──────── Records to use

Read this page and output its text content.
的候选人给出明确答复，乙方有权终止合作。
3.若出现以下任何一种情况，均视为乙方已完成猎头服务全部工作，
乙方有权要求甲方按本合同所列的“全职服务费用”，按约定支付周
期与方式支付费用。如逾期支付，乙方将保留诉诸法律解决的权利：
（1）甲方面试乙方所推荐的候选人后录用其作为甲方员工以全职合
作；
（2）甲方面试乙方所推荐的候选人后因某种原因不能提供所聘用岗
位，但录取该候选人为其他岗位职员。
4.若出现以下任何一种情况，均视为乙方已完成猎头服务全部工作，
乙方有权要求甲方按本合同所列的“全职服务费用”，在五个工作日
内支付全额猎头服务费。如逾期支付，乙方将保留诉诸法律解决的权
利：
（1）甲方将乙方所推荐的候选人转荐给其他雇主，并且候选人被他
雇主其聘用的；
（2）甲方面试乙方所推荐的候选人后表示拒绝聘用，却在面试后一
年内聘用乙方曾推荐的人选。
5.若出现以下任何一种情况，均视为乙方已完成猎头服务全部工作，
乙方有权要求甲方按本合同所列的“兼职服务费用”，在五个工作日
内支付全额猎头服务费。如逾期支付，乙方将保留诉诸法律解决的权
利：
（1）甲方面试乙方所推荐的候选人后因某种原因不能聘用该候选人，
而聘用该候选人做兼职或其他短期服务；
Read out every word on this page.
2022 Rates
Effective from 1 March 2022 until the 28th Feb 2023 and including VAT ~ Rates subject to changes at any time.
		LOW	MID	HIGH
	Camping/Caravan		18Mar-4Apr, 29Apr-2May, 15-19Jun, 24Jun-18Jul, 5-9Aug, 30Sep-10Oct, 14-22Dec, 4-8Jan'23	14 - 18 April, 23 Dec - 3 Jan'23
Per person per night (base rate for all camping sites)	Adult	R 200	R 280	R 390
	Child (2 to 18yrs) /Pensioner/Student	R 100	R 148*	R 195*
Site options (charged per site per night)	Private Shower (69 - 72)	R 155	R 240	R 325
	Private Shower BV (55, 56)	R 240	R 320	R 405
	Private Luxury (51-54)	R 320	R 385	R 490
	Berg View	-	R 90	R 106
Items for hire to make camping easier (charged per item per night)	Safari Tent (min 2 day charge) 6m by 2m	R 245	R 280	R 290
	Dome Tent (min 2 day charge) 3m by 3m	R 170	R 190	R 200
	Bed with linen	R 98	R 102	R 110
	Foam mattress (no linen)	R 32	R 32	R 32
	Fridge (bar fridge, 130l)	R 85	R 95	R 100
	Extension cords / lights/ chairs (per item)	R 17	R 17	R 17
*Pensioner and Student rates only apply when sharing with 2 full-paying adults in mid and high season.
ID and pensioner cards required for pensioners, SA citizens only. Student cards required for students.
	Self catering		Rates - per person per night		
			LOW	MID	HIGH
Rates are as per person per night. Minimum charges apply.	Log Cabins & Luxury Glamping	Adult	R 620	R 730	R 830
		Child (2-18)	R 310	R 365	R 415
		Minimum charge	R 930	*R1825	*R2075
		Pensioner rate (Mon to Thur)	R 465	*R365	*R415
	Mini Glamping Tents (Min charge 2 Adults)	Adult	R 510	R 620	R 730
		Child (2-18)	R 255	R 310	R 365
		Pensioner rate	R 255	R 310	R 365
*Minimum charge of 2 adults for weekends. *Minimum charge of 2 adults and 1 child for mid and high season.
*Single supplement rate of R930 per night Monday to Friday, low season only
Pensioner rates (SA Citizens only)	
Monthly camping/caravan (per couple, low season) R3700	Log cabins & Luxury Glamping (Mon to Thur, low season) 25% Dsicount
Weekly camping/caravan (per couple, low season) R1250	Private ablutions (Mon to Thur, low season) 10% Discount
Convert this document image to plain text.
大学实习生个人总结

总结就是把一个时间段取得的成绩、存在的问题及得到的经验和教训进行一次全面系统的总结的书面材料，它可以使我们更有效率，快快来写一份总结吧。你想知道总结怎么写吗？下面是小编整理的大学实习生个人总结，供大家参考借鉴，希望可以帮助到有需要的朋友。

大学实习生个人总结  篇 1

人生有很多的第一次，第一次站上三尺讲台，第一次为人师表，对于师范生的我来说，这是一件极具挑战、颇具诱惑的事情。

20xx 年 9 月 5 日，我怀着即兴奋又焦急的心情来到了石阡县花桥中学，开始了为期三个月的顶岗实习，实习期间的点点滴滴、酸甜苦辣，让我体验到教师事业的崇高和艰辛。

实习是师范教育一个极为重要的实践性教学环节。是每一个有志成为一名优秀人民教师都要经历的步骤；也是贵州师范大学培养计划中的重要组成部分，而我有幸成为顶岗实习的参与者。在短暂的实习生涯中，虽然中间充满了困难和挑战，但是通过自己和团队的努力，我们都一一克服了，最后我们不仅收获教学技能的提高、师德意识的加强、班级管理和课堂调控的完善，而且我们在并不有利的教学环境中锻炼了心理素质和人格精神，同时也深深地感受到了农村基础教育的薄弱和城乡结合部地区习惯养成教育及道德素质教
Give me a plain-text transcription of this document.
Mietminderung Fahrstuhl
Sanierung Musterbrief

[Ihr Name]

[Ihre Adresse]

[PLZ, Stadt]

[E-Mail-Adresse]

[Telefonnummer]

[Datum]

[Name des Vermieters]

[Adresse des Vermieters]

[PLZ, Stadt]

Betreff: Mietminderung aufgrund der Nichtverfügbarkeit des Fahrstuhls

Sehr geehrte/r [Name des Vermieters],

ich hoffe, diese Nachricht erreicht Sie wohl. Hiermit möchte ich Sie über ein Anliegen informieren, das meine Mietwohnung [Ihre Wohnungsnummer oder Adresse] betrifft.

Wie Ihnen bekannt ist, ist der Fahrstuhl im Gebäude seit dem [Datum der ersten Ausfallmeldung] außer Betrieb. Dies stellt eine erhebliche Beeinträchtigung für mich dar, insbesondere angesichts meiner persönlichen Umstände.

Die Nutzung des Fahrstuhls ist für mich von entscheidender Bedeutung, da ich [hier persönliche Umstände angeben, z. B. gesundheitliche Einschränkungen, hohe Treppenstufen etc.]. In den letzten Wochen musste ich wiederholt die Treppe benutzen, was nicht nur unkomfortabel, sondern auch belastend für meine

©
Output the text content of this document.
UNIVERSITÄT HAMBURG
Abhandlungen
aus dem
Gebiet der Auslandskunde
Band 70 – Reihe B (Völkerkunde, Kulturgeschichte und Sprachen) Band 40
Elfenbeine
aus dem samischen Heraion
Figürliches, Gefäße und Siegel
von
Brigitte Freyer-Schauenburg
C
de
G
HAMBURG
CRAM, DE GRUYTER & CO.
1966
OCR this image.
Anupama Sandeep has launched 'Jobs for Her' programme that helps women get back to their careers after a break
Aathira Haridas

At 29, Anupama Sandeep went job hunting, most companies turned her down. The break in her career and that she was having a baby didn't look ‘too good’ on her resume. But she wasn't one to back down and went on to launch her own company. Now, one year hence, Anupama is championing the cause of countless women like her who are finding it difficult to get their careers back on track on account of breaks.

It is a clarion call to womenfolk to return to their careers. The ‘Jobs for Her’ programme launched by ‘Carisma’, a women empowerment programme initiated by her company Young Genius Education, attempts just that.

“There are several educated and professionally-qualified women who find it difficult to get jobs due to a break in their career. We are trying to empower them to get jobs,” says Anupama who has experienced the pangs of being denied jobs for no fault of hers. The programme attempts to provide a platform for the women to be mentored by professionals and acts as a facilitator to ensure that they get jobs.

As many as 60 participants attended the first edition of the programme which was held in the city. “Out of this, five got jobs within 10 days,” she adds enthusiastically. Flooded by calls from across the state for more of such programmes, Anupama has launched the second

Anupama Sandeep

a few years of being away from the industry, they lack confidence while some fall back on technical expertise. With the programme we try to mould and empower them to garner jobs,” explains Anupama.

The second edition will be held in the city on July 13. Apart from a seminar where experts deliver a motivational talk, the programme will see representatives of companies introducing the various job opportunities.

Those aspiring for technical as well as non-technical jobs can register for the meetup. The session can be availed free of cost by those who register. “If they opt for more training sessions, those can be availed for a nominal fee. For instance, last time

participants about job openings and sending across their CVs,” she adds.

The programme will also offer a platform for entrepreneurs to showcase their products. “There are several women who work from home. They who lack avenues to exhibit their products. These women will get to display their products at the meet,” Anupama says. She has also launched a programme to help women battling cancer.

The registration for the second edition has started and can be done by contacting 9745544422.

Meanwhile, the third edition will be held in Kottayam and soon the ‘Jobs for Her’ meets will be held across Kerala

────────────────

* Instructions to follow *
State the count of lines above containing the string "Ihre", and add nothing to it.

* Correct response *
2